## [EXERCISE DESCRIPTION]
Show all lines of the listing that hold the word "image".

## [GIVEN INFORMATION]
***
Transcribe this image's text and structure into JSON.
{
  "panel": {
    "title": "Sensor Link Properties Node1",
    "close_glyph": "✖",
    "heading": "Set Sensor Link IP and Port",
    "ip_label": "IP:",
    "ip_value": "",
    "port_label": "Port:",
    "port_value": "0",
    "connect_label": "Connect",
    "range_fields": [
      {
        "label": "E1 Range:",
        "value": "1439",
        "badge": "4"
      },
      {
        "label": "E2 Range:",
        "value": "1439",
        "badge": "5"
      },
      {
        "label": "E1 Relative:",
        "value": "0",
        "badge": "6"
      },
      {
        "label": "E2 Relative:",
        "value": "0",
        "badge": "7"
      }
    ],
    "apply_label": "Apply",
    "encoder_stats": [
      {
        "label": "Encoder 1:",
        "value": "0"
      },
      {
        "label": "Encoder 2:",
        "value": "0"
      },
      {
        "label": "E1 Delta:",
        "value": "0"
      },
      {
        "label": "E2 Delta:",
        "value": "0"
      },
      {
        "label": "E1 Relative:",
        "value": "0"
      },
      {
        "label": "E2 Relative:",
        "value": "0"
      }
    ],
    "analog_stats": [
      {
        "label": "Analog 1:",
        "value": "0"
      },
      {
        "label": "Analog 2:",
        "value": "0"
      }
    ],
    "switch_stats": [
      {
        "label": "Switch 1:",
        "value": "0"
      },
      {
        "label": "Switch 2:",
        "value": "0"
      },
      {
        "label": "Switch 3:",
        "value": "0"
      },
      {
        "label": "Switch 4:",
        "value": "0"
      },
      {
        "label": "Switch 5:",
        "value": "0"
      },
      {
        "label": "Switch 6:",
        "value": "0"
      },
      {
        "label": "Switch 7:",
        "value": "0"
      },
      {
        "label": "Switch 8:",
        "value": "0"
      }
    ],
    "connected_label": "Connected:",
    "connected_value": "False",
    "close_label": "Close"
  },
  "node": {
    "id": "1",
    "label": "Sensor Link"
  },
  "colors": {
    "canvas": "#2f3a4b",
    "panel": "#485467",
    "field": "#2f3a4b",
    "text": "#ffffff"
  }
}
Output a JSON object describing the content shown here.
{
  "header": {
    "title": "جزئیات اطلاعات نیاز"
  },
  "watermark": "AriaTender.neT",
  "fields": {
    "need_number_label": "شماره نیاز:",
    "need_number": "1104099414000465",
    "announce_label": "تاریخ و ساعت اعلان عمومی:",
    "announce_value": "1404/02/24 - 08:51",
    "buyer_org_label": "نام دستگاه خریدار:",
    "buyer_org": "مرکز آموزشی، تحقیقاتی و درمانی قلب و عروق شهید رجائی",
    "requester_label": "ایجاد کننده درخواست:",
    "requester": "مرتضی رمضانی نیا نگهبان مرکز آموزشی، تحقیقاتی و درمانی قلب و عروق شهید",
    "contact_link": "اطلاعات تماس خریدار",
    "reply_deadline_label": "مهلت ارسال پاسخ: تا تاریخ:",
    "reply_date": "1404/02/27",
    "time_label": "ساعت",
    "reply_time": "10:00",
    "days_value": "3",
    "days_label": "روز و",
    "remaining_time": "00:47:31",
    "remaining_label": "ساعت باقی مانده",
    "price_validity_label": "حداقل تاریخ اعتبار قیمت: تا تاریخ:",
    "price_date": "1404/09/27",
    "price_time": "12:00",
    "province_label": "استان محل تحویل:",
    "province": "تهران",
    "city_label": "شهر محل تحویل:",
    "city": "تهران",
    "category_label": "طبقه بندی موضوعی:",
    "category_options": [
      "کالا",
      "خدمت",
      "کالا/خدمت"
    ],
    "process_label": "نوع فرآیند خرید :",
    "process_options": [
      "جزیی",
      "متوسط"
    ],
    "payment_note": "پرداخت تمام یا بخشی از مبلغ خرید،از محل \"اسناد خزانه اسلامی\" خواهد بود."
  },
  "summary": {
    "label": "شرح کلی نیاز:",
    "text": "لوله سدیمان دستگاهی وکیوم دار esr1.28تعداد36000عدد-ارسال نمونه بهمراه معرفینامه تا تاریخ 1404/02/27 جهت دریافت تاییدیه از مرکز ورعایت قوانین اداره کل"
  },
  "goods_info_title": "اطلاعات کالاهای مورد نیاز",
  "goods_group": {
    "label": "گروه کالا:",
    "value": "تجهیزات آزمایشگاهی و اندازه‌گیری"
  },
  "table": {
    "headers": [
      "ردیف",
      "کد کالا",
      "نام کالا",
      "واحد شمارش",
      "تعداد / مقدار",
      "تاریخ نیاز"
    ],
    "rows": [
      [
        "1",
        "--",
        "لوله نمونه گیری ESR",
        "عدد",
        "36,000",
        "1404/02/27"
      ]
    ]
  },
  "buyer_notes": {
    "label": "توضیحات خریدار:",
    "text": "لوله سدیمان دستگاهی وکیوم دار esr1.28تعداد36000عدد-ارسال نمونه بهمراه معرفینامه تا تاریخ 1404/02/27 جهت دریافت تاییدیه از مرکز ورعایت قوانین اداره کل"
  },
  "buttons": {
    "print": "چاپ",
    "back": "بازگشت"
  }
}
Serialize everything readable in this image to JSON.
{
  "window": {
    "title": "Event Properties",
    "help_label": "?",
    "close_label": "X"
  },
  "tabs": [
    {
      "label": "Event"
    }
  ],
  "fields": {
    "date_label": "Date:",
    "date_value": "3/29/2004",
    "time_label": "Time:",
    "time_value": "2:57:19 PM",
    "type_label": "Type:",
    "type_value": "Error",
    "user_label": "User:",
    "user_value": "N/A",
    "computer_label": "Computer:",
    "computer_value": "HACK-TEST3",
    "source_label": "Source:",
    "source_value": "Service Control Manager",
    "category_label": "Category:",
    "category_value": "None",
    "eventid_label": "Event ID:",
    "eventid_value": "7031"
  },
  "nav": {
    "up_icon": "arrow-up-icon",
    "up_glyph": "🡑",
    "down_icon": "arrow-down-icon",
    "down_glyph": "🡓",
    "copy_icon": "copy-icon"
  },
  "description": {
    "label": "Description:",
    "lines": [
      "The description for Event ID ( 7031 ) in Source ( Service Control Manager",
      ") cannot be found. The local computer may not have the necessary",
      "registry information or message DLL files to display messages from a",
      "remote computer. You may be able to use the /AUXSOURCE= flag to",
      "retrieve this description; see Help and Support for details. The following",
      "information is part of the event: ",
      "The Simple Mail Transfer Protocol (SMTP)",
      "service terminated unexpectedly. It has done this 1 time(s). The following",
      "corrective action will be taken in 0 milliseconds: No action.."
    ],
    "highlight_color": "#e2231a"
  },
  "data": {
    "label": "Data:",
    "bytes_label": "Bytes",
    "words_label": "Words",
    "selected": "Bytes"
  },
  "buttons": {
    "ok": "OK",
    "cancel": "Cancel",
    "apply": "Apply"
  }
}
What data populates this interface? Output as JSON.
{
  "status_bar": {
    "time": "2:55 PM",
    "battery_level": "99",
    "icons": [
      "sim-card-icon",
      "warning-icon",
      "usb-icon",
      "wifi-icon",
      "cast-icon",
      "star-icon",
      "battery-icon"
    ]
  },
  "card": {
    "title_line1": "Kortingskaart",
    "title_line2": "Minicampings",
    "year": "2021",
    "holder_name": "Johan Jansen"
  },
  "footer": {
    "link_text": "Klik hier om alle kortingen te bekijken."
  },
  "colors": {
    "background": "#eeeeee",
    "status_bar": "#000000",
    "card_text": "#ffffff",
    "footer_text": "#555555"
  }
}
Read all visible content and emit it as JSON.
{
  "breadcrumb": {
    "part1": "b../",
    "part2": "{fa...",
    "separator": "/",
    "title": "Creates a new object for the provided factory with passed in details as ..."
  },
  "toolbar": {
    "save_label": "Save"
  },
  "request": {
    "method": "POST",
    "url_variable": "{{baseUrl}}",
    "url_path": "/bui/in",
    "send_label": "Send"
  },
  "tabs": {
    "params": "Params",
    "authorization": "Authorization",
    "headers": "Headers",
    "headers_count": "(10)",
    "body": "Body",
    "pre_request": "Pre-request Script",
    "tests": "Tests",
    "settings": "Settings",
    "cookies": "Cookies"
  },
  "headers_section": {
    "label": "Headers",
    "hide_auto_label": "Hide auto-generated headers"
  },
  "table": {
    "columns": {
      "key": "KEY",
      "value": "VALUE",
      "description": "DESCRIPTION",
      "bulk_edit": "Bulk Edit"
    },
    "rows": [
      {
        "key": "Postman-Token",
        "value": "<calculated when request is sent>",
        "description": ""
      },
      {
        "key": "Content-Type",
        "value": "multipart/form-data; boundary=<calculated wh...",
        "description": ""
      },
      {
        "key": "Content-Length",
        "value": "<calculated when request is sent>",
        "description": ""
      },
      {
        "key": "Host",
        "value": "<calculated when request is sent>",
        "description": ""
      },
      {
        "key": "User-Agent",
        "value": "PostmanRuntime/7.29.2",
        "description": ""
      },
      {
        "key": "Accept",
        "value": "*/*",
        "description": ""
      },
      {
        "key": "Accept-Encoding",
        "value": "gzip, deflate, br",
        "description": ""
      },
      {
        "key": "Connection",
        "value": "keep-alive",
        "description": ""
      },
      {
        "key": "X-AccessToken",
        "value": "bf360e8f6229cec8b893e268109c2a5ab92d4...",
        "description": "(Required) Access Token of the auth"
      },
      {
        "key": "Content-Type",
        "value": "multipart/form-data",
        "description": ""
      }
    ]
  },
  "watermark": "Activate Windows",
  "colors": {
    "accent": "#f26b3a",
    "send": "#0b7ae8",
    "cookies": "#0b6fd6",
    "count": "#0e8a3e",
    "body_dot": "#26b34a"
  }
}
***
## [ANSWER TO THE EXERCISE]
Transcribe this image's text and structure into JSON.
Serialize everything readable in this image to JSON.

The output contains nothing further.